--- GOAL OF THE EXERCISE ---
Copy nothing but the text: repeat each entry exactly and drop the images.

====

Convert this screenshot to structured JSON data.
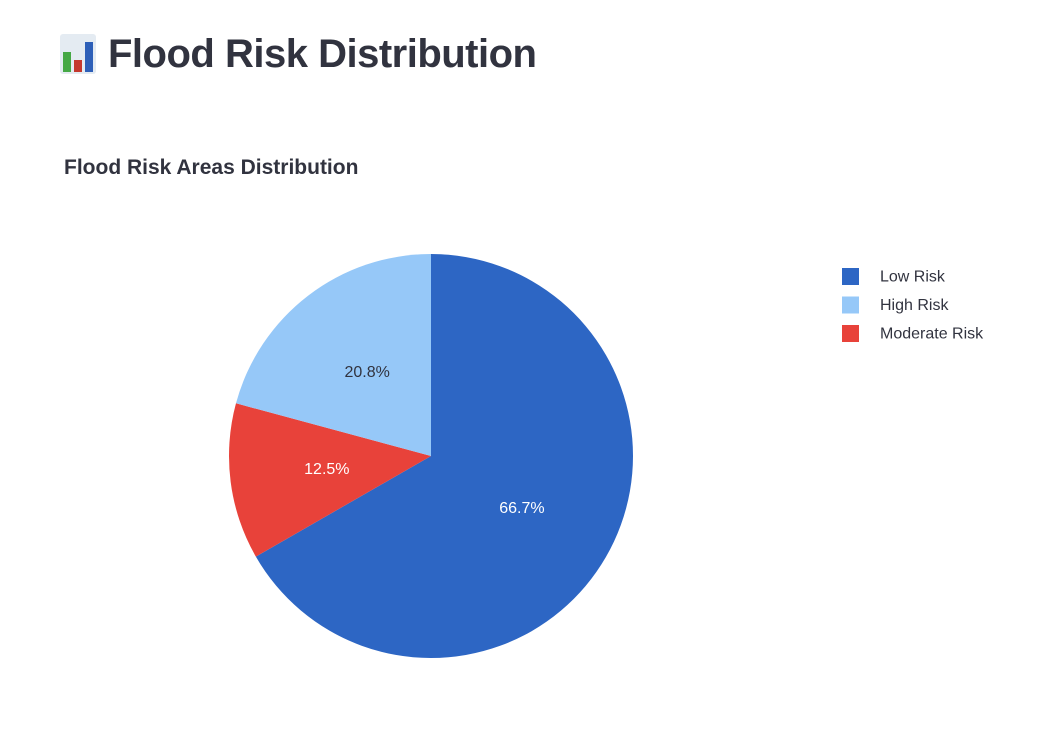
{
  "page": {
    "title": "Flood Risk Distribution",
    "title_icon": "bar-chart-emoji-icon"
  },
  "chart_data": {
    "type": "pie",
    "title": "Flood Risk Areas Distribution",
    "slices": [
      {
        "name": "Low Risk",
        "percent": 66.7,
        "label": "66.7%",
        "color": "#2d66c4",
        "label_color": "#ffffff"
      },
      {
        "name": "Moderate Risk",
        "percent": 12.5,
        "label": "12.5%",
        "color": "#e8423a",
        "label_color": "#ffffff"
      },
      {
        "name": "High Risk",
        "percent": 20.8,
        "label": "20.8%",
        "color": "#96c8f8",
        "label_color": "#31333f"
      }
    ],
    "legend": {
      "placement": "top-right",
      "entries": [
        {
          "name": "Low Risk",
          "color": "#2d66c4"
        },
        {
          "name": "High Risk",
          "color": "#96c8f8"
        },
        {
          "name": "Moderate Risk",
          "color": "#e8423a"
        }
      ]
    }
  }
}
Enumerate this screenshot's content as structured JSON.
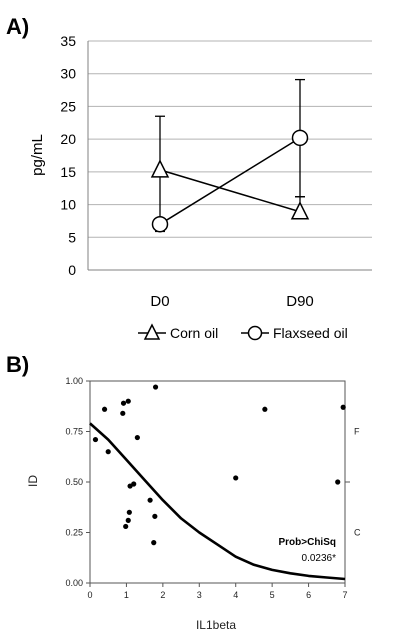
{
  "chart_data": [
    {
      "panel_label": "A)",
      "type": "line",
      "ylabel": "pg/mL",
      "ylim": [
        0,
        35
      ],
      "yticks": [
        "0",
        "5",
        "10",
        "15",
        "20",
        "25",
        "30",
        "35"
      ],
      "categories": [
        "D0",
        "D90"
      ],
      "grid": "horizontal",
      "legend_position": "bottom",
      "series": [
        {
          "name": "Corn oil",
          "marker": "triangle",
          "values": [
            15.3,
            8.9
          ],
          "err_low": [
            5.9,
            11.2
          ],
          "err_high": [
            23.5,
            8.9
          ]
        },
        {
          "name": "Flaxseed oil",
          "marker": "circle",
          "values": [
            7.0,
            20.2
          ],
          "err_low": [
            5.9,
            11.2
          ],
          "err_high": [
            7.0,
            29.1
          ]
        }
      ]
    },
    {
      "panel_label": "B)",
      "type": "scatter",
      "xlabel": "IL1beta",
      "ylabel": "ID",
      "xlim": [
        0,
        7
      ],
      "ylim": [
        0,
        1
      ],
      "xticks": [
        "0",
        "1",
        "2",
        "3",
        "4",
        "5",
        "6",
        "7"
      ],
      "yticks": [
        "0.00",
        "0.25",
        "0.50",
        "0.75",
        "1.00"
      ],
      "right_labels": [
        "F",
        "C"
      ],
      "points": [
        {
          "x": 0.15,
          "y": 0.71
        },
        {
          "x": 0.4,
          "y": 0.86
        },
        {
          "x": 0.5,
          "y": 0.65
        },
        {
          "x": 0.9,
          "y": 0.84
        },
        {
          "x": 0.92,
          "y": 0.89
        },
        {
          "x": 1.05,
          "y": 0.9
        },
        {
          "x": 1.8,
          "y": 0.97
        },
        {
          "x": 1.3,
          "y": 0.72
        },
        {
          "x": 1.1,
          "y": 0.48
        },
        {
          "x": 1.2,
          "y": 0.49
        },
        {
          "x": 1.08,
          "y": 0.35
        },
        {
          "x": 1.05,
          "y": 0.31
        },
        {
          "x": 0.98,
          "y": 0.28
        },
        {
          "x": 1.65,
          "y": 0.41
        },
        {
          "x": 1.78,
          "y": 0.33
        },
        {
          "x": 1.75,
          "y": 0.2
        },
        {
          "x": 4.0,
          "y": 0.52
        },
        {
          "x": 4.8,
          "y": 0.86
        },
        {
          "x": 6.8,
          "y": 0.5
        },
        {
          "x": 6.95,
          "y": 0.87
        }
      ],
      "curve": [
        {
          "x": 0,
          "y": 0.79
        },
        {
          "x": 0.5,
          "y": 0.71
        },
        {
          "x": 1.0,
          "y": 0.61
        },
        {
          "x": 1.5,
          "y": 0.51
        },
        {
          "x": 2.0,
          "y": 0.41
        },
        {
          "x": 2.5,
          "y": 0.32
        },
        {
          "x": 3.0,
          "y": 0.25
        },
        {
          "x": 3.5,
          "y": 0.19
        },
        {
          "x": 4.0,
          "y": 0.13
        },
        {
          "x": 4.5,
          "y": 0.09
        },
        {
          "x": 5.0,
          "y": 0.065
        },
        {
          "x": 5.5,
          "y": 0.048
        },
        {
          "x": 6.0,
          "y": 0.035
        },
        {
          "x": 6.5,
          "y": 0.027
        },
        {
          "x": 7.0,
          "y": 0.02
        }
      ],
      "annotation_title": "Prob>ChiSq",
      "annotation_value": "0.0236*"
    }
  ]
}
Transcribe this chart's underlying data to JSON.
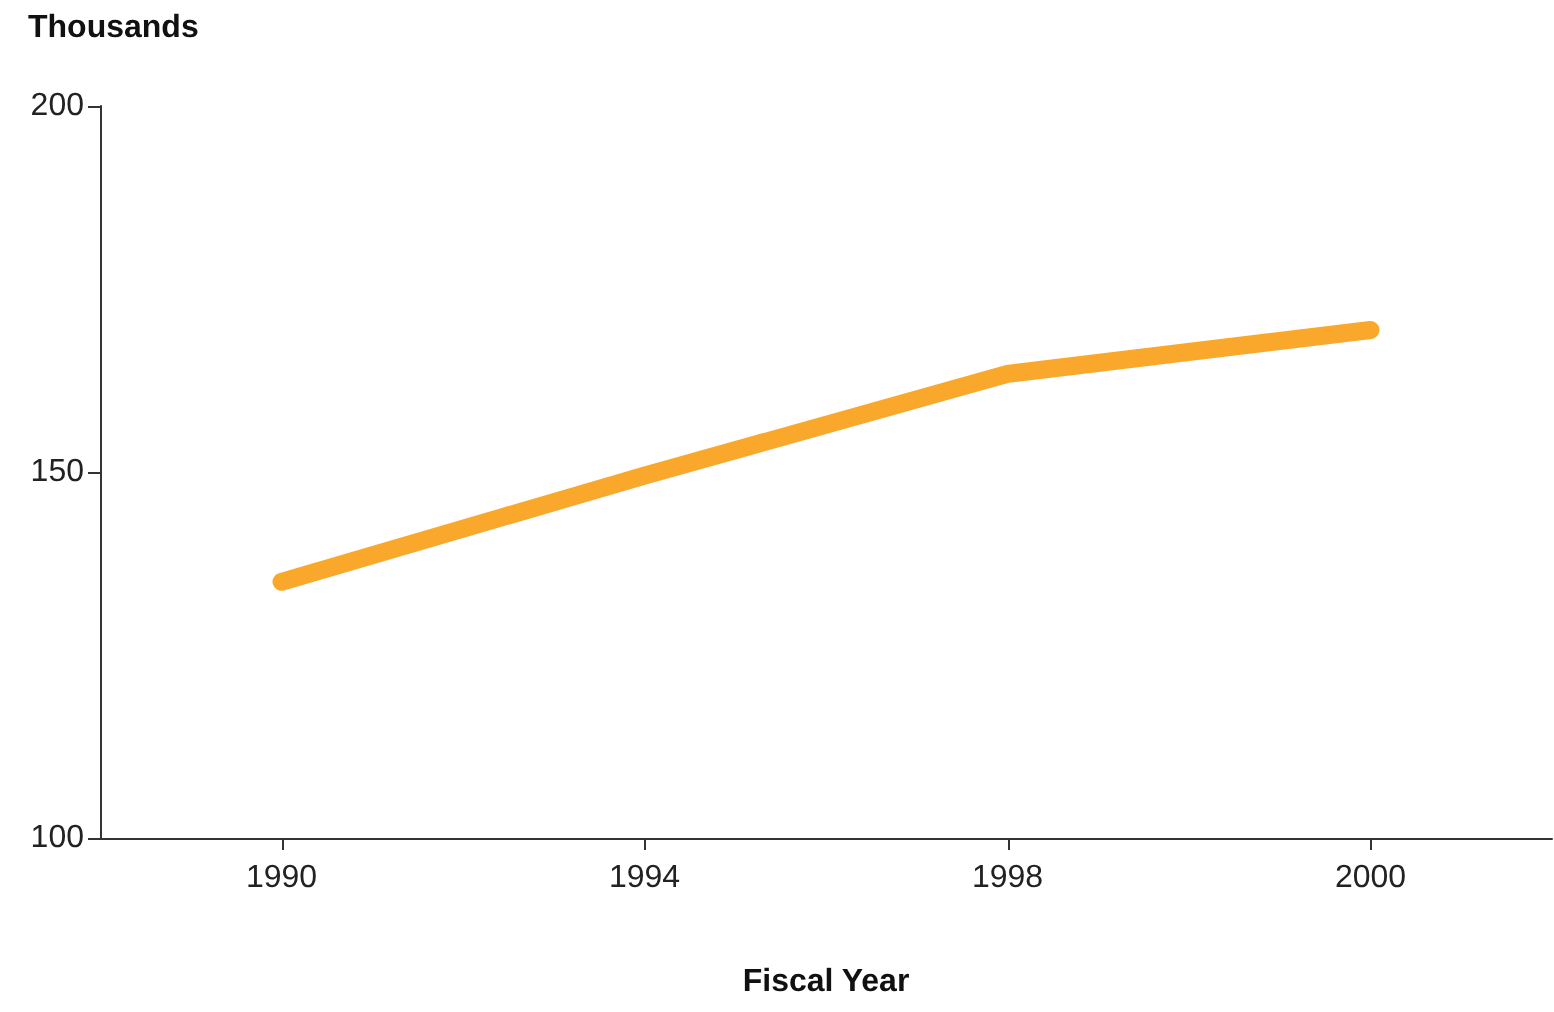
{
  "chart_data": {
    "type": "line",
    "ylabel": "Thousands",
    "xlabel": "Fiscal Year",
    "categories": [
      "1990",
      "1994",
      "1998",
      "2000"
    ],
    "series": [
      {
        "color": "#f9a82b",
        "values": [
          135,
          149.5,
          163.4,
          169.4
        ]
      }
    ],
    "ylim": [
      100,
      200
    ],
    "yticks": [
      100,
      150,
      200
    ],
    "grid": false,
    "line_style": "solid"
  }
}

====

--- EXERCISE RESULT ---
Convert this screenshot to structured JSON data.
{
  "page": {
    "title": "Flood Risk Distribution",
    "title_icon": "bar-chart-emoji-icon"
  },
  "chart_data": {
    "type": "pie",
    "title": "Flood Risk Areas Distribution",
    "slices": [
      {
        "name": "Low Risk",
        "percent": 66.7,
        "label": "66.7%",
        "color": "#2d66c4",
        "label_color": "#ffffff"
      },
      {
        "name": "Moderate Risk",
        "percent": 12.5,
        "label": "12.5%",
        "color": "#e8423a",
        "label_color": "#ffffff"
      },
      {
        "name": "High Risk",
        "percent": 20.8,
        "label": "20.8%",
        "color": "#96c8f8",
        "label_color": "#31333f"
      }
    ],
    "legend": {
      "placement": "top-right",
      "entries": [
        {
          "name": "Low Risk",
          "color": "#2d66c4"
        },
        {
          "name": "High Risk",
          "color": "#96c8f8"
        },
        {
          "name": "Moderate Risk",
          "color": "#e8423a"
        }
      ]
    }
  }
}
Enumerate this screenshot's content as structured JSON.
{
  "chart_data": [
    {
      "panel_label": "A)",
      "type": "line",
      "ylabel": "pg/mL",
      "ylim": [
        0,
        35
      ],
      "yticks": [
        "0",
        "5",
        "10",
        "15",
        "20",
        "25",
        "30",
        "35"
      ],
      "categories": [
        "D0",
        "D90"
      ],
      "grid": "horizontal",
      "legend_position": "bottom",
      "series": [
        {
          "name": "Corn oil",
          "marker": "triangle",
          "values": [
            15.3,
            8.9
          ],
          "err_low": [
            5.9,
            11.2
          ],
          "err_high": [
            23.5,
            8.9
          ]
        },
        {
          "name": "Flaxseed oil",
          "marker": "circle",
          "values": [
            7.0,
            20.2
          ],
          "err_low": [
            5.9,
            11.2
          ],
          "err_high": [
            7.0,
            29.1
          ]
        }
      ]
    },
    {
      "panel_label": "B)",
      "type": "scatter",
      "xlabel": "IL1beta",
      "ylabel": "ID",
      "xlim": [
        0,
        7
      ],
      "ylim": [
        0,
        1
      ],
      "xticks": [
        "0",
        "1",
        "2",
        "3",
        "4",
        "5",
        "6",
        "7"
      ],
      "yticks": [
        "0.00",
        "0.25",
        "0.50",
        "0.75",
        "1.00"
      ],
      "right_labels": [
        "F",
        "C"
      ],
      "points": [
        {
          "x": 0.15,
          "y": 0.71
        },
        {
          "x": 0.4,
          "y": 0.86
        },
        {
          "x": 0.5,
          "y": 0.65
        },
        {
          "x": 0.9,
          "y": 0.84
        },
        {
          "x": 0.92,
          "y": 0.89
        },
        {
          "x": 1.05,
          "y": 0.9
        },
        {
          "x": 1.8,
          "y": 0.97
        },
        {
          "x": 1.3,
          "y": 0.72
        },
        {
          "x": 1.1,
          "y": 0.48
        },
        {
          "x": 1.2,
          "y": 0.49
        },
        {
          "x": 1.08,
          "y": 0.35
        },
        {
          "x": 1.05,
          "y": 0.31
        },
        {
          "x": 0.98,
          "y": 0.28
        },
        {
          "x": 1.65,
          "y": 0.41
        },
        {
          "x": 1.78,
          "y": 0.33
        },
        {
          "x": 1.75,
          "y": 0.2
        },
        {
          "x": 4.0,
          "y": 0.52
        },
        {
          "x": 4.8,
          "y": 0.86
        },
        {
          "x": 6.8,
          "y": 0.5
        },
        {
          "x": 6.95,
          "y": 0.87
        }
      ],
      "curve": [
        {
          "x": 0,
          "y": 0.79
        },
        {
          "x": 0.5,
          "y": 0.71
        },
        {
          "x": 1.0,
          "y": 0.61
        },
        {
          "x": 1.5,
          "y": 0.51
        },
        {
          "x": 2.0,
          "y": 0.41
        },
        {
          "x": 2.5,
          "y": 0.32
        },
        {
          "x": 3.0,
          "y": 0.25
        },
        {
          "x": 3.5,
          "y": 0.19
        },
        {
          "x": 4.0,
          "y": 0.13
        },
        {
          "x": 4.5,
          "y": 0.09
        },
        {
          "x": 5.0,
          "y": 0.065
        },
        {
          "x": 5.5,
          "y": 0.048
        },
        {
          "x": 6.0,
          "y": 0.035
        },
        {
          "x": 6.5,
          "y": 0.027
        },
        {
          "x": 7.0,
          "y": 0.02
        }
      ],
      "annotation_title": "Prob>ChiSq",
      "annotation_value": "0.0236*"
    }
  ]
}
Transcribe this chart's underlying data to JSON.
{
  "chart_data": {
    "type": "line",
    "ylabel": "Thousands",
    "xlabel": "Fiscal Year",
    "categories": [
      "1990",
      "1994",
      "1998",
      "2000"
    ],
    "series": [
      {
        "color": "#f9a82b",
        "values": [
          135,
          149.5,
          163.4,
          169.4
        ]
      }
    ],
    "ylim": [
      100,
      200
    ],
    "yticks": [
      100,
      150,
      200
    ],
    "grid": false,
    "line_style": "solid"
  }
}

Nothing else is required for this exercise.